[Page records with their text]
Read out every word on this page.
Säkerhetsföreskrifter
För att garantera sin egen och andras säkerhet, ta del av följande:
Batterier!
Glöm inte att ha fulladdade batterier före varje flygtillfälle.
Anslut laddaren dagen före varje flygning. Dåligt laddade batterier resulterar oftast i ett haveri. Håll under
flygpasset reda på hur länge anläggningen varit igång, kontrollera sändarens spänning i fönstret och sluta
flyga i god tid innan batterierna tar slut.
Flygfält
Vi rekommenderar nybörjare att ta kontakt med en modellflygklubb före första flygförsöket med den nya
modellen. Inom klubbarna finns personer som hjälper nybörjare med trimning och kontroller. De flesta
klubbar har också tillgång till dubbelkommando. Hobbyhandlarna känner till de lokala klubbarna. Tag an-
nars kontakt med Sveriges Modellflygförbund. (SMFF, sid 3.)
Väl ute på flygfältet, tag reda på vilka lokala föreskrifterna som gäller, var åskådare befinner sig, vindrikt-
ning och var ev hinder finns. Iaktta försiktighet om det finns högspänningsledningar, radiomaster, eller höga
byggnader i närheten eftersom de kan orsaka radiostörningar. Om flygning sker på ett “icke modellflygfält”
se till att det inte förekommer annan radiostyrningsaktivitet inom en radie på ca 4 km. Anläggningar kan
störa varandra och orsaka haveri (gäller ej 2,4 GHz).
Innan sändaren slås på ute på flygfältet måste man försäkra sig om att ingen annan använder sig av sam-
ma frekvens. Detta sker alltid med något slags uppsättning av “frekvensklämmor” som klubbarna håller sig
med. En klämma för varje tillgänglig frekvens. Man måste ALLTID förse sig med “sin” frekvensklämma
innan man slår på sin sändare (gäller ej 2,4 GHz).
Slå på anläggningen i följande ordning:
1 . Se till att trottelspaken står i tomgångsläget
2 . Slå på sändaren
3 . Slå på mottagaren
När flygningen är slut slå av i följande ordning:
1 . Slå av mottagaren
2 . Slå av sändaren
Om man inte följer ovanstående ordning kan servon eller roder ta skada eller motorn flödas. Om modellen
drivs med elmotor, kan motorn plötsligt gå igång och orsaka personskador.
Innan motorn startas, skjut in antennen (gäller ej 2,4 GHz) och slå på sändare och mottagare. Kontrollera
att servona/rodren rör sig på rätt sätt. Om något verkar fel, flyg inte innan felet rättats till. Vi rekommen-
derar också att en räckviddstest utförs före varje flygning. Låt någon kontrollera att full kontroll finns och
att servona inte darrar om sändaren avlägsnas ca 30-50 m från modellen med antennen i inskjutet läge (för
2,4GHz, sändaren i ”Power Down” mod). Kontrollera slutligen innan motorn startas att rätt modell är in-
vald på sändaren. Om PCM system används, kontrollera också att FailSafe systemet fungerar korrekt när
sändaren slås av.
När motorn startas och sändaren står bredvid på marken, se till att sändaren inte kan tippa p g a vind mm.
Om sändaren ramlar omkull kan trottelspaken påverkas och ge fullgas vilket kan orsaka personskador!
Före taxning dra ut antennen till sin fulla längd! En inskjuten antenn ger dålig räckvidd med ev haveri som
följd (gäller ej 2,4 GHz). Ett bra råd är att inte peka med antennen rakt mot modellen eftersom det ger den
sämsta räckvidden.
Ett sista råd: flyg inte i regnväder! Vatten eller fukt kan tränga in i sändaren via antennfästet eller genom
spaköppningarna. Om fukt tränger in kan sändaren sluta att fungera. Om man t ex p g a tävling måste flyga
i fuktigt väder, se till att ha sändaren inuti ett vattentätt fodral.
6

- [Goal of the exercise]: Go through the entries above and copy each line with "gäller" in it.

- [Response area]:
Väl ute på flygfältet, tag reda på vilka lokala föreskrifterna som gäller, var åskådare befinner sig, vindrikt-
störa varandra och orsaka haveri (gäller ej 2,4 GHz).
innan man slår på sin sändare (gäller ej 2,4 GHz).
Innan motorn startas, skjut in antennen (gäller ej 2,4 GHz) och slå på sändare och mottagare. Kontrollera
följd (gäller ej 2,4 GHz). Ett bra råd är att inte peka med antennen rakt mot modellen eftersom det ger den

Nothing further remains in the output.